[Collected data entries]
[Start]
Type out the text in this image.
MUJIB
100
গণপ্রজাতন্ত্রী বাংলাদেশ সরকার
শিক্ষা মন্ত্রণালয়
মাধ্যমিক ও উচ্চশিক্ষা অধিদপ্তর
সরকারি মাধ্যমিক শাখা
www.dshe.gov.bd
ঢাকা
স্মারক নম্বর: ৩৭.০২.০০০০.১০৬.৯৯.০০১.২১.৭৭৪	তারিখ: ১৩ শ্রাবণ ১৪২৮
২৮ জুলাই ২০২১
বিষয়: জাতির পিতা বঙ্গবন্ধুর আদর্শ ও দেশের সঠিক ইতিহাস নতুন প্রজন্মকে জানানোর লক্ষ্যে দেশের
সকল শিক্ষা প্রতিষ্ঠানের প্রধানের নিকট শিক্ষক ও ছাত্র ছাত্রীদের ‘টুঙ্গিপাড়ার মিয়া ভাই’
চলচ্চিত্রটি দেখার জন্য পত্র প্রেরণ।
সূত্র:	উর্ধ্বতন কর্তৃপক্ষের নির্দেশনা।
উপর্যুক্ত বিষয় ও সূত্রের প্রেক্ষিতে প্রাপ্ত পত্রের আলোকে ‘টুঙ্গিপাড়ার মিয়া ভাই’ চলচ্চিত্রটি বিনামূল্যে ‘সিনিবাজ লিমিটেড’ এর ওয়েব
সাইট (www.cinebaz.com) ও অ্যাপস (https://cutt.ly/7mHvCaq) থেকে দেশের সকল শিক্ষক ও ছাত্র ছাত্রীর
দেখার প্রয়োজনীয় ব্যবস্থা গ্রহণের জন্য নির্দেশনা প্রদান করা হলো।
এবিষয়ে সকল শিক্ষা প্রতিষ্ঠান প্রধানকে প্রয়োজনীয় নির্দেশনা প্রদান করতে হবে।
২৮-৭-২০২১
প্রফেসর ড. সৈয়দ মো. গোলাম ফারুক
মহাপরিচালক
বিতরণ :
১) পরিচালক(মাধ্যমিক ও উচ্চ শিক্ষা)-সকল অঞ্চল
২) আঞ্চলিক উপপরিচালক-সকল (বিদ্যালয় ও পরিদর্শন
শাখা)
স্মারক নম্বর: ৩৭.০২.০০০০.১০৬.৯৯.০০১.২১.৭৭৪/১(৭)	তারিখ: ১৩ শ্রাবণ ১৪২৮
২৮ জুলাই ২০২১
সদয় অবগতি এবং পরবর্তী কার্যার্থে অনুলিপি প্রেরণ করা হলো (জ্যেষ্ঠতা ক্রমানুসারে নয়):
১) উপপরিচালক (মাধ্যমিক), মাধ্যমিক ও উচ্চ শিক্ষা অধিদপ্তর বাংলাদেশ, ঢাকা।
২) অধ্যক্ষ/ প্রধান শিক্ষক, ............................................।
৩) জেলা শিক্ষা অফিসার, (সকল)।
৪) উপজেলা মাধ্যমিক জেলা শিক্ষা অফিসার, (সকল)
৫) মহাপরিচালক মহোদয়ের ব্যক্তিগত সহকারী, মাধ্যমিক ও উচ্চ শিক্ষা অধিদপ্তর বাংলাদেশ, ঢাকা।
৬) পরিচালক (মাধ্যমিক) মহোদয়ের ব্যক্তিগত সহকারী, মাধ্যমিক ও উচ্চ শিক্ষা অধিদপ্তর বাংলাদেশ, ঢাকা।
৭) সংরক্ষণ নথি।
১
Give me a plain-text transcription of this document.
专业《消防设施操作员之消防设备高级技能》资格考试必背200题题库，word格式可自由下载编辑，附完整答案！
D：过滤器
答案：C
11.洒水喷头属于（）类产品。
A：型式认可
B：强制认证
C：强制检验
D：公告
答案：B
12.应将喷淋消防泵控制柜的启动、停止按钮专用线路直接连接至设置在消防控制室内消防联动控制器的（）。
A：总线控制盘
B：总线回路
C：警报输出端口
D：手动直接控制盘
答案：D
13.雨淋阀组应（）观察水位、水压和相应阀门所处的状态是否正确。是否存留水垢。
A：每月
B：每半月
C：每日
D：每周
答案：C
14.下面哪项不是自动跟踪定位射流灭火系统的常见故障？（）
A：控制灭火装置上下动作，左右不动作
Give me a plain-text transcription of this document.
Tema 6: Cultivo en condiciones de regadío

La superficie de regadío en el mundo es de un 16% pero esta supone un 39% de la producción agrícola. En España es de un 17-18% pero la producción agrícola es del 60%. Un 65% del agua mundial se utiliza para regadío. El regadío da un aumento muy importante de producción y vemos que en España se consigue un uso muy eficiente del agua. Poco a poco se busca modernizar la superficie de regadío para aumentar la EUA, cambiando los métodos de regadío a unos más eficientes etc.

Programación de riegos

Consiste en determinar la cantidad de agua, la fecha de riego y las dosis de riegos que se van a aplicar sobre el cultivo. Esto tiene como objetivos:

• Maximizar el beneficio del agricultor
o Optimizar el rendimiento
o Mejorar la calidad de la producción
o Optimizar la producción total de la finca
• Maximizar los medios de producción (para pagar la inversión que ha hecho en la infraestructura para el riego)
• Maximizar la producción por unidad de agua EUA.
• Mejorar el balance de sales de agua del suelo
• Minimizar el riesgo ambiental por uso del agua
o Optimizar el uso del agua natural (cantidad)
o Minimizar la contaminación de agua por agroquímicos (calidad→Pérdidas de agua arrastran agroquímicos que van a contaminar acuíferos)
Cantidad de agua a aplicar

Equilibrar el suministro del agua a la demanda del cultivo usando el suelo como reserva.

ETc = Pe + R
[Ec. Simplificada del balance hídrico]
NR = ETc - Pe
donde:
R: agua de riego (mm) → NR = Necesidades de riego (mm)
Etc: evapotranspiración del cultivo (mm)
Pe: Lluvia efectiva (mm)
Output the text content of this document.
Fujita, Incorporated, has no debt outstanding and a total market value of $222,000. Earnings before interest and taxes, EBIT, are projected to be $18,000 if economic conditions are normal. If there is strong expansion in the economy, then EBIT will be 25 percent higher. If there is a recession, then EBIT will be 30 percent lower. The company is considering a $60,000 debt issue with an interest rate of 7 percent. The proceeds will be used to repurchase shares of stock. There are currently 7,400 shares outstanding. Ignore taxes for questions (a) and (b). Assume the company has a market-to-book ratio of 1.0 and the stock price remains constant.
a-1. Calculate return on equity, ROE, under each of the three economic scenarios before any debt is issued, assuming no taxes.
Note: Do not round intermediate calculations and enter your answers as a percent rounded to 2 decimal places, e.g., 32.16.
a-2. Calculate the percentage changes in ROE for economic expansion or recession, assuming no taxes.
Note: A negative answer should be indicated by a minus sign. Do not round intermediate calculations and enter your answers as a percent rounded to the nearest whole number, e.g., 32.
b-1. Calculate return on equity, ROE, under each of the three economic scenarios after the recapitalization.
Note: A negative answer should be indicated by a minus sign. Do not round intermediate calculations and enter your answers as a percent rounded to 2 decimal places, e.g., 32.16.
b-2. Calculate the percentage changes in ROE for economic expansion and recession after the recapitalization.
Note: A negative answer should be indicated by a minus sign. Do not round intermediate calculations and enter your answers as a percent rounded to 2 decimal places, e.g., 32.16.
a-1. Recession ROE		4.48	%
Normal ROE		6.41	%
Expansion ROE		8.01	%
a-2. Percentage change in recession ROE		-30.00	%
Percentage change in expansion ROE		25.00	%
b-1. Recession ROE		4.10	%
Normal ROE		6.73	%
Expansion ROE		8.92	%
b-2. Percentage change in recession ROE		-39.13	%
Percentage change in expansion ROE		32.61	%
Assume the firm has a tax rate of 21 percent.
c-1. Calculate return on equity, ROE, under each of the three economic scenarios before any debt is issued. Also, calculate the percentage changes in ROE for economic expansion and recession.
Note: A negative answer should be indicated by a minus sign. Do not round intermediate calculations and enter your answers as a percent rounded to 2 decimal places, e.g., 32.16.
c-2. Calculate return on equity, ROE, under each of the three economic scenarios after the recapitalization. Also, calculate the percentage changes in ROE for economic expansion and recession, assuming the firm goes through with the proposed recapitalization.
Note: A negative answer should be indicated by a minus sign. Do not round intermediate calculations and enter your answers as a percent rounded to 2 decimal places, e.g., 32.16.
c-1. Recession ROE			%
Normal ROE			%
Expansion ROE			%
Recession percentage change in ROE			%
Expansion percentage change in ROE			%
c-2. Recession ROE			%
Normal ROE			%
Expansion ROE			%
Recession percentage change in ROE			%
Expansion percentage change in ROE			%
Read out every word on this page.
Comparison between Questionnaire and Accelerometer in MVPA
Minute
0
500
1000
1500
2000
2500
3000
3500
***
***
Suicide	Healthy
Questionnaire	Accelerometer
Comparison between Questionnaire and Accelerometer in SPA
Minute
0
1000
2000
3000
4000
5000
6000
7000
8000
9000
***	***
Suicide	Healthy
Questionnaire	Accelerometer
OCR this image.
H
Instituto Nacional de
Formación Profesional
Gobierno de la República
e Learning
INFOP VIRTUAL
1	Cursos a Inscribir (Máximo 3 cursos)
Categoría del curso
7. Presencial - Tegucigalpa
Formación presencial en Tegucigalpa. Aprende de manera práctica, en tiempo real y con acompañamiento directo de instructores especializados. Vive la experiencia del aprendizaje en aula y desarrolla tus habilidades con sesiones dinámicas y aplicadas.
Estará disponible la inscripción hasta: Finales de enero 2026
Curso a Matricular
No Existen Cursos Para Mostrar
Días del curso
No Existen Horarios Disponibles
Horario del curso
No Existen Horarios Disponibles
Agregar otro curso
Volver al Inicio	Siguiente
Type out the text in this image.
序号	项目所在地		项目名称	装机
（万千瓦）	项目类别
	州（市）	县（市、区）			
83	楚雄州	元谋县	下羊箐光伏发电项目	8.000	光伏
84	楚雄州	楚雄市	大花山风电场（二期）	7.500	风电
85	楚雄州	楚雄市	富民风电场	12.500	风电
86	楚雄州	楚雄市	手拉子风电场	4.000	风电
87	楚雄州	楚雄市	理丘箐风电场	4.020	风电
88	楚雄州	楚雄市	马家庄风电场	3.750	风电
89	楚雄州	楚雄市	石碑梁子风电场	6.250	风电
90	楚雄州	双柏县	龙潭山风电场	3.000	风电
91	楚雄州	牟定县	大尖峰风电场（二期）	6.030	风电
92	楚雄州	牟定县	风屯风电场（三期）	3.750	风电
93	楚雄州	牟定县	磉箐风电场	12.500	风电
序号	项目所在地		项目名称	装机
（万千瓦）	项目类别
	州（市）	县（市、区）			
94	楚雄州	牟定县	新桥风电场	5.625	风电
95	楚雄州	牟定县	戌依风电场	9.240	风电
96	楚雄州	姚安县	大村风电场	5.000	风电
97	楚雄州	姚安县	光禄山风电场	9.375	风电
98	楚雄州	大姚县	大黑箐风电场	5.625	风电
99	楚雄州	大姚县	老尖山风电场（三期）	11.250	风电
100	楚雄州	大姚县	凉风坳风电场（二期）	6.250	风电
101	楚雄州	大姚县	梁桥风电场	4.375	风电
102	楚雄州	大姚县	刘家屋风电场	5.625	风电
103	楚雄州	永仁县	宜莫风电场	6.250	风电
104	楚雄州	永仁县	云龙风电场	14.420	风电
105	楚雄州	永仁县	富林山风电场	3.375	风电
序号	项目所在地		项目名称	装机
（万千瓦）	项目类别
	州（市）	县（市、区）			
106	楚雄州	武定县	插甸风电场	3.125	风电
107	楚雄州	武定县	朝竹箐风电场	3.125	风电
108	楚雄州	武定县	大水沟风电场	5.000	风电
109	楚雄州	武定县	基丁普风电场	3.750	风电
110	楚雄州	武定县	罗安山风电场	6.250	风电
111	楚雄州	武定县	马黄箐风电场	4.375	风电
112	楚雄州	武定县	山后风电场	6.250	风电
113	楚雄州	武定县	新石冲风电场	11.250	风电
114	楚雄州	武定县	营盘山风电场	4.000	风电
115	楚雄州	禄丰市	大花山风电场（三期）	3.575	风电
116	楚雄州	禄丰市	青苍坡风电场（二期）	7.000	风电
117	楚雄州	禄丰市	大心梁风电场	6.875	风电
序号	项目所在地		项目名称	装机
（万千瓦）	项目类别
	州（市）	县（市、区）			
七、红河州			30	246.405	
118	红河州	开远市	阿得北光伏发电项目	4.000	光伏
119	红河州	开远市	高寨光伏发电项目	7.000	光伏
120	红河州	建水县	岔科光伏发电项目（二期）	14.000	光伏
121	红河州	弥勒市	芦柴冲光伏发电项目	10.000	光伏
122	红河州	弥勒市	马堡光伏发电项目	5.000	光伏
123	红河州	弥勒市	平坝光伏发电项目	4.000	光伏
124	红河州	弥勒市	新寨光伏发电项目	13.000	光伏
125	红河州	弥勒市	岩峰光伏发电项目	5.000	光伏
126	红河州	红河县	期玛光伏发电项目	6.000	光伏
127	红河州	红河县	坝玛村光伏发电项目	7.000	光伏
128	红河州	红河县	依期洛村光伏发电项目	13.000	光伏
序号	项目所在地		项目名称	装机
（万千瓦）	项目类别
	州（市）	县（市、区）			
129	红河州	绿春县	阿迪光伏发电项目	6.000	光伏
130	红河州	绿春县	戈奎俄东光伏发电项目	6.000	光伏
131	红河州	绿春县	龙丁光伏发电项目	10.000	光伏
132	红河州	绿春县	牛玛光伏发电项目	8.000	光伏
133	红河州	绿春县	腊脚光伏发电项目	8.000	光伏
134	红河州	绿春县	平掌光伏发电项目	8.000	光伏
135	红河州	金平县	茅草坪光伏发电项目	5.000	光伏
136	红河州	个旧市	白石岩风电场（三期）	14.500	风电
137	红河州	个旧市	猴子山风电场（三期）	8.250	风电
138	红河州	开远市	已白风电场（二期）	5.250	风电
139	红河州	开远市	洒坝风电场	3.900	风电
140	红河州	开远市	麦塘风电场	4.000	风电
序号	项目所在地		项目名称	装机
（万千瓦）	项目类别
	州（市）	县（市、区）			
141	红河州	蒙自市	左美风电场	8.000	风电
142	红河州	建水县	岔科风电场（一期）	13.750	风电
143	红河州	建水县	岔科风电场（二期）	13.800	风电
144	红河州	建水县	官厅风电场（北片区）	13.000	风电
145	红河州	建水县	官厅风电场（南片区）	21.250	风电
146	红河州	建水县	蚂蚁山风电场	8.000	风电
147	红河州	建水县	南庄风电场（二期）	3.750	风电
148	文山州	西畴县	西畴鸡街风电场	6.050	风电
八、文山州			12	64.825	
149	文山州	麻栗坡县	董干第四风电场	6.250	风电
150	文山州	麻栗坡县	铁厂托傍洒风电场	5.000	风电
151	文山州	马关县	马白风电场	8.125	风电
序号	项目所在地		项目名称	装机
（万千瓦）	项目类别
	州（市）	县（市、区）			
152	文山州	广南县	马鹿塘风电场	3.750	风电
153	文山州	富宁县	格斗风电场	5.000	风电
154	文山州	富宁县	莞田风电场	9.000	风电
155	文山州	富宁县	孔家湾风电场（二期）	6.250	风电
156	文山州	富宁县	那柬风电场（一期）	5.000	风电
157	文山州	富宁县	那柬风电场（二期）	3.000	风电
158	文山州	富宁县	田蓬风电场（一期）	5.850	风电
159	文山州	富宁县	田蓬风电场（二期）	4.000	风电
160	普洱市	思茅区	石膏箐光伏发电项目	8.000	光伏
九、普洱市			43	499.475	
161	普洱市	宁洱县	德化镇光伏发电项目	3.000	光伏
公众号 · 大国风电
[End]
YOUR OBJECTIVE:
Copy out the lines that hold "Comparison".

CORRECT RESPONSE:
Comparison between Questionnaire and Accelerometer in MVPA
Comparison between Questionnaire and Accelerometer in SPA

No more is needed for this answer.